# Written problem:
Review the listing and copy each line that holds the word "metro".

Data entries for graphics:

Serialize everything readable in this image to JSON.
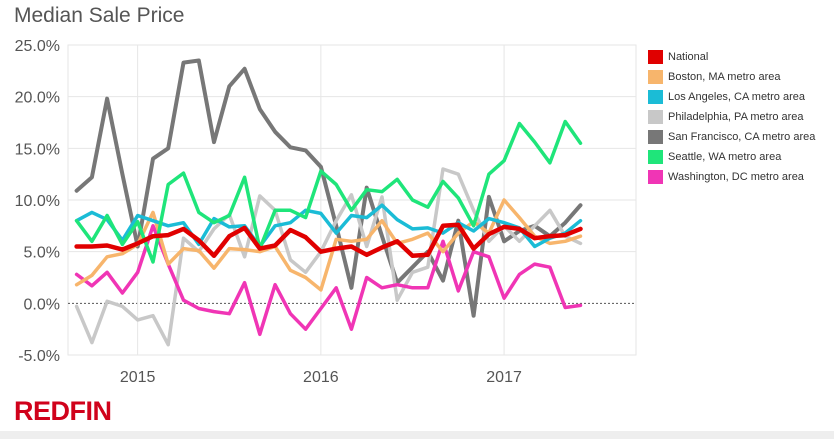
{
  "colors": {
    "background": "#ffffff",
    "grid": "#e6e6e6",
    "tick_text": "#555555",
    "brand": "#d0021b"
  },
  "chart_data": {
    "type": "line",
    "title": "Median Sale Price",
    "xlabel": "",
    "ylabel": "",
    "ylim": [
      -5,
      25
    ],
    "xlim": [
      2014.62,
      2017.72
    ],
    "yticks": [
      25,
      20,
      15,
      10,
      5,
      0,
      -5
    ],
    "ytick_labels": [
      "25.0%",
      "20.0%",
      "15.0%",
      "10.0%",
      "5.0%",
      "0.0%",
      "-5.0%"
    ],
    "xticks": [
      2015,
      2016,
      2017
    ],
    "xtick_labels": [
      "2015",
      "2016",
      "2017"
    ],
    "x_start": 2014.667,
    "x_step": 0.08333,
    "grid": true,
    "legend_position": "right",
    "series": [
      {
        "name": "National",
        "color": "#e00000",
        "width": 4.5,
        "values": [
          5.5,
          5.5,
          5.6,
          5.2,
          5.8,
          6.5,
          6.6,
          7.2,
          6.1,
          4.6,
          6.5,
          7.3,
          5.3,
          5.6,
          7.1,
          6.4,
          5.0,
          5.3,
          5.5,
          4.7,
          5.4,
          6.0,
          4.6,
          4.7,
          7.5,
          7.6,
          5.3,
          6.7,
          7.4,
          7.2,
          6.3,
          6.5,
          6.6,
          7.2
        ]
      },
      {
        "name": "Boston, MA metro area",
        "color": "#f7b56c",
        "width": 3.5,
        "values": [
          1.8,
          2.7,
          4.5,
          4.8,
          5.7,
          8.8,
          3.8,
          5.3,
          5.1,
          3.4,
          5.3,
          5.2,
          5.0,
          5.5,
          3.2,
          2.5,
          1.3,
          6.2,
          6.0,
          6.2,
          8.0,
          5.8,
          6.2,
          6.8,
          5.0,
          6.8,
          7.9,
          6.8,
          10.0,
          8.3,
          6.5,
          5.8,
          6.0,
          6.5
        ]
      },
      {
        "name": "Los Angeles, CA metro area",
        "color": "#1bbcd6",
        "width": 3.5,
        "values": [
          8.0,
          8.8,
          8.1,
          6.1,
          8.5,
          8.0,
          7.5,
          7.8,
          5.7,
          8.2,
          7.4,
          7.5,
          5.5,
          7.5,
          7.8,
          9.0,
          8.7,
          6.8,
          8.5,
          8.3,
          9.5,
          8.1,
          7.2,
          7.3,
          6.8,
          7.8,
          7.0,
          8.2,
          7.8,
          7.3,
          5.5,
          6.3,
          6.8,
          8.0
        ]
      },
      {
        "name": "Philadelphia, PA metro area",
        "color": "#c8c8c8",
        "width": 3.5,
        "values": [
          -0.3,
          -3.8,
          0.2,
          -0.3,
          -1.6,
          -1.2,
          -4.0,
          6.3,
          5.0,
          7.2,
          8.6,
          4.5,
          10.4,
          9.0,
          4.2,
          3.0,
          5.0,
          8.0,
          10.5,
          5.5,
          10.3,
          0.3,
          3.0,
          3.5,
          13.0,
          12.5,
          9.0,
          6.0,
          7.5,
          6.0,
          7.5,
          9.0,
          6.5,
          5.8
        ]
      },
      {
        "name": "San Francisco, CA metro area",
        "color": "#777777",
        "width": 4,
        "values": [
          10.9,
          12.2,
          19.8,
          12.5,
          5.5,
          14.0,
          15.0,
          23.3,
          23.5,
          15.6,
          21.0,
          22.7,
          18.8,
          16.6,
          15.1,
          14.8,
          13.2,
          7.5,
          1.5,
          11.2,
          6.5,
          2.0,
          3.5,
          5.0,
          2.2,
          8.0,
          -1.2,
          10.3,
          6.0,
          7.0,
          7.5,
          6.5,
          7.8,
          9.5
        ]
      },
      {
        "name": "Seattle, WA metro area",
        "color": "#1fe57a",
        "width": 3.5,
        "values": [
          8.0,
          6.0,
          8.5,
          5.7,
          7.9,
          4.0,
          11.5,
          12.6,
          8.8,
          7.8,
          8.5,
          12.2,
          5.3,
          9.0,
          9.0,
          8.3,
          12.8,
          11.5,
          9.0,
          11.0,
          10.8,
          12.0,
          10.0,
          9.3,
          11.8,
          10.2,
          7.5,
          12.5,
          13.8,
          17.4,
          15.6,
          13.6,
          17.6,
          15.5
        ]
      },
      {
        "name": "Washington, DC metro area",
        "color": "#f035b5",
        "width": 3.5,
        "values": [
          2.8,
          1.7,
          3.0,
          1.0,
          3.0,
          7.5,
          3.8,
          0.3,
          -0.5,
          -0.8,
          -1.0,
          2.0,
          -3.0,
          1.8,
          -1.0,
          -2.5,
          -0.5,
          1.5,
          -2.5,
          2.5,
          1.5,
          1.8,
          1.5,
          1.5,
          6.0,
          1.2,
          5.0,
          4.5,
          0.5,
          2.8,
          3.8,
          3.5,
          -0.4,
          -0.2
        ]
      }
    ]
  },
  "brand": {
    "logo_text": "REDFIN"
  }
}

# Answer for this exercise:
        "name": "Boston, MA metro area",
        "name": "Los Angeles, CA metro area",
        "name": "Philadelphia, PA metro area",
        "name": "San Francisco, CA metro area",
        "name": "Seattle, WA metro area",
        "name": "Washington, DC metro area",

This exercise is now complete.